(Records from a collection of figures)
┌────────

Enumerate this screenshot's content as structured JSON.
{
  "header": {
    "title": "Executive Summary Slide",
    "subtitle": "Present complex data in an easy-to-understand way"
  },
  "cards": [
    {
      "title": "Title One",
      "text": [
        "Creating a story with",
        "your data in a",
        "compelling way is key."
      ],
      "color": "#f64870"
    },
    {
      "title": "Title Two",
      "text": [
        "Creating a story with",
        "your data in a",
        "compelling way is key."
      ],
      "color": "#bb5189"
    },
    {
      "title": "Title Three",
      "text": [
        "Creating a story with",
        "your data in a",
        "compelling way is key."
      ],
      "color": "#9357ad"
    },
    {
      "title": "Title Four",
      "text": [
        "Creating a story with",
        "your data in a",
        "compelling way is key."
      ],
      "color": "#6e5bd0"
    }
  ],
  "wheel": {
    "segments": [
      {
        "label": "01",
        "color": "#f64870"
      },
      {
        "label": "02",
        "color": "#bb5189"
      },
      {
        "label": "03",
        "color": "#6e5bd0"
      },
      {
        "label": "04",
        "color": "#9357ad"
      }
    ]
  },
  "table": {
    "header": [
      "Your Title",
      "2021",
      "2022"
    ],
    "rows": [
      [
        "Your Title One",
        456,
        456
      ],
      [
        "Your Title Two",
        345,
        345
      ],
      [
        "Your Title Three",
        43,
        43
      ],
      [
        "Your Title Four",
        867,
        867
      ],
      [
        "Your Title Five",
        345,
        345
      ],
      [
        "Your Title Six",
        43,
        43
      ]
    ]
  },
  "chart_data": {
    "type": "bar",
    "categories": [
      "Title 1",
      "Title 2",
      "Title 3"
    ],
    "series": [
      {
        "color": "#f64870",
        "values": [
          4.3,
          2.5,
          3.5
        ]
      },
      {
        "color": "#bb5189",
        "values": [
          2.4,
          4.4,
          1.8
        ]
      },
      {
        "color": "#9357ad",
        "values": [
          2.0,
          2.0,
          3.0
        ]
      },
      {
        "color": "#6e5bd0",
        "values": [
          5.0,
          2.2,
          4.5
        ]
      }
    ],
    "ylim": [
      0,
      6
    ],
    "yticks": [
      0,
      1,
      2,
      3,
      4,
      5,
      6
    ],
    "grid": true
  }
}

└────────

*GIVEN TASK*.
Reproduce the data in its entirety, matching each character.

*SOLUTION TO THIS PROBLEM*.
Enumerate this screenshot's content as structured JSON.
{
  "header": {
    "title": "Executive Summary Slide",
    "subtitle": "Present complex data in an easy-to-understand way"
  },
  "cards": [
    {
      "title": "Title One",
      "text": [
        "Creating a story with",
        "your data in a",
        "compelling way is key."
      ],
      "color": "#f64870"
    },
    {
      "title": "Title Two",
      "text": [
        "Creating a story with",
        "your data in a",
        "compelling way is key."
      ],
      "color": "#bb5189"
    },
    {
      "title": "Title Three",
      "text": [
        "Creating a story with",
        "your data in a",
        "compelling way is key."
      ],
      "color": "#9357ad"
    },
    {
      "title": "Title Four",
      "text": [
        "Creating a story with",
        "your data in a",
        "compelling way is key."
      ],
      "color": "#6e5bd0"
    }
  ],
  "wheel": {
    "segments": [
      {
        "label": "01",
        "color": "#f64870"
      },
      {
        "label": "02",
        "color": "#bb5189"
      },
      {
        "label": "03",
        "color": "#6e5bd0"
      },
      {
        "label": "04",
        "color": "#9357ad"
      }
    ]
  },
  "table": {
    "header": [
      "Your Title",
      "2021",
      "2022"
    ],
    "rows": [
      [
        "Your Title One",
        456,
        456
      ],
      [
        "Your Title Two",
        345,
        345
      ],
      [
        "Your Title Three",
        43,
        43
      ],
      [
        "Your Title Four",
        867,
        867
      ],
      [
        "Your Title Five",
        345,
        345
      ],
      [
        "Your Title Six",
        43,
        43
      ]
    ]
  },
  "chart_data": {
    "type": "bar",
    "categories": [
      "Title 1",
      "Title 2",
      "Title 3"
    ],
    "series": [
      {
        "color": "#f64870",
        "values": [
          4.3,
          2.5,
          3.5
        ]
      },
      {
        "color": "#bb5189",
        "values": [
          2.4,
          4.4,
          1.8
        ]
      },
      {
        "color": "#9357ad",
        "values": [
          2.0,
          2.0,
          3.0
        ]
      },
      {
        "color": "#6e5bd0",
        "values": [
          5.0,
          2.2,
          4.5
        ]
      }
    ],
    "ylim": [
      0,
      6
    ],
    "yticks": [
      0,
      1,
      2,
      3,
      4,
      5,
      6
    ],
    "grid": true
  }
}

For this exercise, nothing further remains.